Extracted records:
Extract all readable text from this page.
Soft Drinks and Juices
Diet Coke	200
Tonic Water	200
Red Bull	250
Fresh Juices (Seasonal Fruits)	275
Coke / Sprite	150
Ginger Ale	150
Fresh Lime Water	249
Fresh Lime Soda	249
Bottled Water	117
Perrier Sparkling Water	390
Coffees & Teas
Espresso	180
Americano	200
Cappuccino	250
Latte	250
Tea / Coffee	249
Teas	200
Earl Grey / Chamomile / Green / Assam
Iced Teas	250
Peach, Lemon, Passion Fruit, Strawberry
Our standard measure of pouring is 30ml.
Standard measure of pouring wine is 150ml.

◆ **GIVEN TASK**: Print every record exactly as it was given.

◆ **OUTPUT**:
Extract all readable text from this page.
Soft Drinks and Juices
Diet Coke	200
Tonic Water	200
Red Bull	250
Fresh Juices (Seasonal Fruits)	275
Coke / Sprite	150
Ginger Ale	150
Fresh Lime Water	249
Fresh Lime Soda	249
Bottled Water	117
Perrier Sparkling Water	390
Coffees & Teas
Espresso	180
Americano	200
Cappuccino	250
Latte	250
Tea / Coffee	249
Teas	200
Earl Grey / Chamomile / Green / Assam
Iced Teas	250
Peach, Lemon, Passion Fruit, Strawberry
Our standard measure of pouring is 30ml.
Standard measure of pouring wine is 150ml.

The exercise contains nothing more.